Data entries

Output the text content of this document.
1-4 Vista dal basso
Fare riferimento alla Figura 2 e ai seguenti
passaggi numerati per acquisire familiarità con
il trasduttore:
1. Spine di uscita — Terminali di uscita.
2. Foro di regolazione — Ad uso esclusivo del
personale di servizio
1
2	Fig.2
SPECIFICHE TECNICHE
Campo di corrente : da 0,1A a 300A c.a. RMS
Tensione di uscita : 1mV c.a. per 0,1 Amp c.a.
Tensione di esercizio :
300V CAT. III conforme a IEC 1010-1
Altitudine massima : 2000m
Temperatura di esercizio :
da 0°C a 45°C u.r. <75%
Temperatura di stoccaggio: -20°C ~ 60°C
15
==
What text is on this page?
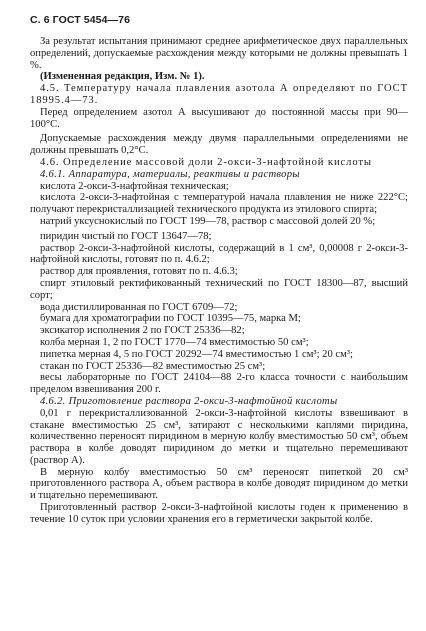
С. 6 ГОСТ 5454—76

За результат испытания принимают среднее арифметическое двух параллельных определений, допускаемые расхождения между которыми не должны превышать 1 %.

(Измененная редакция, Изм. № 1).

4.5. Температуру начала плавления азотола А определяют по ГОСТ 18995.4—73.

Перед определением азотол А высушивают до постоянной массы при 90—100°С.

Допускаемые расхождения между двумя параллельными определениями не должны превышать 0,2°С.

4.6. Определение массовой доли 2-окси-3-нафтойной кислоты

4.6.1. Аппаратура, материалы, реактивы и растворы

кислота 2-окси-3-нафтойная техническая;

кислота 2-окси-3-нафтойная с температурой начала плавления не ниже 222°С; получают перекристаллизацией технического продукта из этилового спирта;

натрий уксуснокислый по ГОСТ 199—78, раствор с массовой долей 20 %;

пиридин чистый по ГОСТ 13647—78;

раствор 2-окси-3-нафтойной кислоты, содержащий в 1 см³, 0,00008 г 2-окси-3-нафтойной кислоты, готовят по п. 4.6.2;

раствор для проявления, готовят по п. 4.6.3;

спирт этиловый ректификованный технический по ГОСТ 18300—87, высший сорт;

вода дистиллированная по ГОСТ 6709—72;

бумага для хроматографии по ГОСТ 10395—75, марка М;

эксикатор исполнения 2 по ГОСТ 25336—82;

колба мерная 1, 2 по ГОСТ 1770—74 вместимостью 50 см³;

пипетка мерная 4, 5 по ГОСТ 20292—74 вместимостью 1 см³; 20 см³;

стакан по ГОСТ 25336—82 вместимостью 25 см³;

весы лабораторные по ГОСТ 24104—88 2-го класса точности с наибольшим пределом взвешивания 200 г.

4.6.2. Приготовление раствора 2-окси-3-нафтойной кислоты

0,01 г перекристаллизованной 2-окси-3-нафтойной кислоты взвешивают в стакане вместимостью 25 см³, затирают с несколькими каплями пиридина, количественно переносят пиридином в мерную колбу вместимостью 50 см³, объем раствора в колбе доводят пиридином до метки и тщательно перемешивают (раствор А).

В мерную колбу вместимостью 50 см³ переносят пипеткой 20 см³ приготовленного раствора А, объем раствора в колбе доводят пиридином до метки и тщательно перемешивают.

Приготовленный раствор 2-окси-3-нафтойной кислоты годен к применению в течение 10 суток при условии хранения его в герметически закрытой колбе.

### Exercise description
Gather each line in the entries above where the string "Temperatura" is found.

### Written response
Temperatura di esercizio :
Temperatura di stoccaggio: -20°C ~ 60°C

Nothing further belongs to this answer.